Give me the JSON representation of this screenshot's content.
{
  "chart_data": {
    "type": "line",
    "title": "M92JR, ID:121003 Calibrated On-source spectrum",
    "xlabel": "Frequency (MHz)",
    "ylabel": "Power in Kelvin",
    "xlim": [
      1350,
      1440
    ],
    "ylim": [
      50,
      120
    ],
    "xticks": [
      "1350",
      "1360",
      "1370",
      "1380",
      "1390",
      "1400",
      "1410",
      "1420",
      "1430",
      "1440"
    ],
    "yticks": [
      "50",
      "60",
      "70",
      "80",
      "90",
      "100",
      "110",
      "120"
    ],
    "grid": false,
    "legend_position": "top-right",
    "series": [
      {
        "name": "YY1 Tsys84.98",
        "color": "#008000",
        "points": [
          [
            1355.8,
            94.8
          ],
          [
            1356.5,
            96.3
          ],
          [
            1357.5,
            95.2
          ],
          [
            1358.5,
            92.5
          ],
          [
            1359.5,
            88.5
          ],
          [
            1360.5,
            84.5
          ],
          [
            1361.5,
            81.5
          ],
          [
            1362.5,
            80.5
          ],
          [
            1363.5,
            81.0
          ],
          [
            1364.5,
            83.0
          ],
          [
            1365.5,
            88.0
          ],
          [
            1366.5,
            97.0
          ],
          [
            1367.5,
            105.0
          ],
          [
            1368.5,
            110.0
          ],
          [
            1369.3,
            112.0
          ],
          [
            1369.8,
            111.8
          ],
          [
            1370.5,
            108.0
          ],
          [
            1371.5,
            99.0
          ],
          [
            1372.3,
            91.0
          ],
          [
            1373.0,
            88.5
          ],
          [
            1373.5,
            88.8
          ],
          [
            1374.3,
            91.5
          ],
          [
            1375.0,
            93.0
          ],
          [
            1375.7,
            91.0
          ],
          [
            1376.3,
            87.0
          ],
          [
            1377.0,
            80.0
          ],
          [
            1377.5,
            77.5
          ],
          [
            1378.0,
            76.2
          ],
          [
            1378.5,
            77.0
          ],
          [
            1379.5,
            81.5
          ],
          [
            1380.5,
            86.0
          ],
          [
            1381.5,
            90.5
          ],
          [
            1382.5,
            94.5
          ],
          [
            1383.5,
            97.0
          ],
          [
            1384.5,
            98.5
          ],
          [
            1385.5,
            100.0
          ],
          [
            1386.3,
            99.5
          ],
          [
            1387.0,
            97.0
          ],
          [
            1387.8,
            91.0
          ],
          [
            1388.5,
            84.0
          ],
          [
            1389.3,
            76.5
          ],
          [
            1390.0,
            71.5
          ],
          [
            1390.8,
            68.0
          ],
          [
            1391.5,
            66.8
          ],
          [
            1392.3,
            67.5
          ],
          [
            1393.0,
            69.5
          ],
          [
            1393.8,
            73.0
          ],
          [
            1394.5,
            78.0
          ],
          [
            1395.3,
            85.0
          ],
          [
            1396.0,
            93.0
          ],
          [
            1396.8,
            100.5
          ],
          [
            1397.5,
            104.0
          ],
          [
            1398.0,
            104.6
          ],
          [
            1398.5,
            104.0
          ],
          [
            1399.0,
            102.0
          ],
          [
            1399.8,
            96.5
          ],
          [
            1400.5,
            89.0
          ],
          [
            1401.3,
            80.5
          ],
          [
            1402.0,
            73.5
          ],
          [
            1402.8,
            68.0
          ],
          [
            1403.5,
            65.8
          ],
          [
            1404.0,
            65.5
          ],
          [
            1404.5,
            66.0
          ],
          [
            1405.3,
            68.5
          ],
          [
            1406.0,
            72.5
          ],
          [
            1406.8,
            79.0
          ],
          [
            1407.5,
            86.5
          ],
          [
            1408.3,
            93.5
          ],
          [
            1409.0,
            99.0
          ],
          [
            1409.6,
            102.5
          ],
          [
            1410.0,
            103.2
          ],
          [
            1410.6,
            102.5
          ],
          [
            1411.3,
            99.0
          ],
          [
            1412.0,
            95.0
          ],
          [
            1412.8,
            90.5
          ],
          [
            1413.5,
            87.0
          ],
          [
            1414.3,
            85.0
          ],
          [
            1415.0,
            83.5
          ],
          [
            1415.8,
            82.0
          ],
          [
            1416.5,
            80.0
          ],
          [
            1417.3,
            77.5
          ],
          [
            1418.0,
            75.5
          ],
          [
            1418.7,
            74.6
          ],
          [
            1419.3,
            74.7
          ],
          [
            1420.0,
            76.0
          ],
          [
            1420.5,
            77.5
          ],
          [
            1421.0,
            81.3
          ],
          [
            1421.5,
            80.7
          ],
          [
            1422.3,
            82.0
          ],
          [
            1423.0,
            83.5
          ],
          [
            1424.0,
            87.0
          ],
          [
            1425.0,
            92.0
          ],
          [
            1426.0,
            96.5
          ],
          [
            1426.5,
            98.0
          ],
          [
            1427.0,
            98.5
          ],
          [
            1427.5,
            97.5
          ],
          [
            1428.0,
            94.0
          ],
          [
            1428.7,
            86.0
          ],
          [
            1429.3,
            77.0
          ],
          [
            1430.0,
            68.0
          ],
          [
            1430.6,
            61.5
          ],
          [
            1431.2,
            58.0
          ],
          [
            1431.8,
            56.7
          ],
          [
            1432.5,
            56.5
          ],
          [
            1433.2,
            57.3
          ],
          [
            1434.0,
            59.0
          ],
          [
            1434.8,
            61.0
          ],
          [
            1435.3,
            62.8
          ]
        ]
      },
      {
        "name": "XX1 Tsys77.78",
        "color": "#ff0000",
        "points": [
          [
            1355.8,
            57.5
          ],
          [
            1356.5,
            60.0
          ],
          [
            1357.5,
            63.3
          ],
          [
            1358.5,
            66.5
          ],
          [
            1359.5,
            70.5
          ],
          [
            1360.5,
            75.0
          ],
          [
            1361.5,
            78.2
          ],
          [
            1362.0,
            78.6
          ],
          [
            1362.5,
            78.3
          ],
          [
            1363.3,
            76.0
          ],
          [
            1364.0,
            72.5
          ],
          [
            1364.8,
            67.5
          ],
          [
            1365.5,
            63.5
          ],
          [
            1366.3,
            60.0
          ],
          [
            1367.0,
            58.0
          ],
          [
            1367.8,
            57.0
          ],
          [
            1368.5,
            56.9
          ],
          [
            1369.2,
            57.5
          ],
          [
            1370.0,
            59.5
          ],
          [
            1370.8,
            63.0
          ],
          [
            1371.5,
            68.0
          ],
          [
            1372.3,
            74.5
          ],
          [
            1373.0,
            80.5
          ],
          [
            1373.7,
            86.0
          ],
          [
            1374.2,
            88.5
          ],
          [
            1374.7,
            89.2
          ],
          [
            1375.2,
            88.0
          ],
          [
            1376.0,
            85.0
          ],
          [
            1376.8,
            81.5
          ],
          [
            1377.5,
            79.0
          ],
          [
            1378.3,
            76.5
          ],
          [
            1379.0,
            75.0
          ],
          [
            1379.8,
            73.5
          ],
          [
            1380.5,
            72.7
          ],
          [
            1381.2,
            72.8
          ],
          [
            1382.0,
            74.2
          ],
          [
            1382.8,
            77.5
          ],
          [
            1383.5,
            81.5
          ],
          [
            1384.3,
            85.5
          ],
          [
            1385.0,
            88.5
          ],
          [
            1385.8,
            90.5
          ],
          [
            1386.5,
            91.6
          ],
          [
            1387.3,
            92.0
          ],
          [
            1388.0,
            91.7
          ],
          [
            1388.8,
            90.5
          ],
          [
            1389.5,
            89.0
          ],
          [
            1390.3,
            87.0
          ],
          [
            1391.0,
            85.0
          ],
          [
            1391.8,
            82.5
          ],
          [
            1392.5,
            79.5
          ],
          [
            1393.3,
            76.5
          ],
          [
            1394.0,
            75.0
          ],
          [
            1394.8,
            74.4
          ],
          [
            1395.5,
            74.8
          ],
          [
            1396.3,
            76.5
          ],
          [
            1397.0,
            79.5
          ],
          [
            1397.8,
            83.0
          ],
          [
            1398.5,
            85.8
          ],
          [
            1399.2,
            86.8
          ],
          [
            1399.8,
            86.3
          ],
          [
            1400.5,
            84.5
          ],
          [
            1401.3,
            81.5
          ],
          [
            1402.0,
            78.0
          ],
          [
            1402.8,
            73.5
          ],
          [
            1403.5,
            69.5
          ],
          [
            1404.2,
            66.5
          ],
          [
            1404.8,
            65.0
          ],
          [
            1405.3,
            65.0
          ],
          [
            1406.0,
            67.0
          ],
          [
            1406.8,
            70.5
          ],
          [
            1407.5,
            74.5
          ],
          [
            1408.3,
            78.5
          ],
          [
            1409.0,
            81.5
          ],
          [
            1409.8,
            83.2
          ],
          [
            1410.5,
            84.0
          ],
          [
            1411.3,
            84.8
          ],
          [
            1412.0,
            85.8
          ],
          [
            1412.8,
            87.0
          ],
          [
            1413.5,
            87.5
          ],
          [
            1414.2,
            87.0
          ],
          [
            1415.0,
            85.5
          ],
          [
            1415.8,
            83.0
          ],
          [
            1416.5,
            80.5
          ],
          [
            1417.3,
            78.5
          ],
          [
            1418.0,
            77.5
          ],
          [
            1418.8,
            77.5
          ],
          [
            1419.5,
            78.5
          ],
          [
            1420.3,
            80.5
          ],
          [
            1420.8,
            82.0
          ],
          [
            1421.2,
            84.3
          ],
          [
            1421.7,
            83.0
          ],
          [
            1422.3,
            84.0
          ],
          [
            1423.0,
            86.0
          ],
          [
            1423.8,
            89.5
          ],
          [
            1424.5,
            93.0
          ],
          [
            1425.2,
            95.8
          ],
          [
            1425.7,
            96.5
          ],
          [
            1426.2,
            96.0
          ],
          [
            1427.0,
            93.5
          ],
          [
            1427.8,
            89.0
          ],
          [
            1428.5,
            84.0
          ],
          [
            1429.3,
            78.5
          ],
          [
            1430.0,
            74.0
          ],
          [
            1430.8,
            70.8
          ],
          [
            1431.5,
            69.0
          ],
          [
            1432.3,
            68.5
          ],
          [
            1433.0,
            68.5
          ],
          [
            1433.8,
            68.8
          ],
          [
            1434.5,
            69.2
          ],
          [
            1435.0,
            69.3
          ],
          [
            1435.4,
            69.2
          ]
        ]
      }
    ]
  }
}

:: WHAT NEEDS TO BE DONE ::
Show all lines above holding "name".

:: EXPECTED ANSWER ::
        "name": "YY1 Tsys84.98",
        "name": "XX1 Tsys77.78",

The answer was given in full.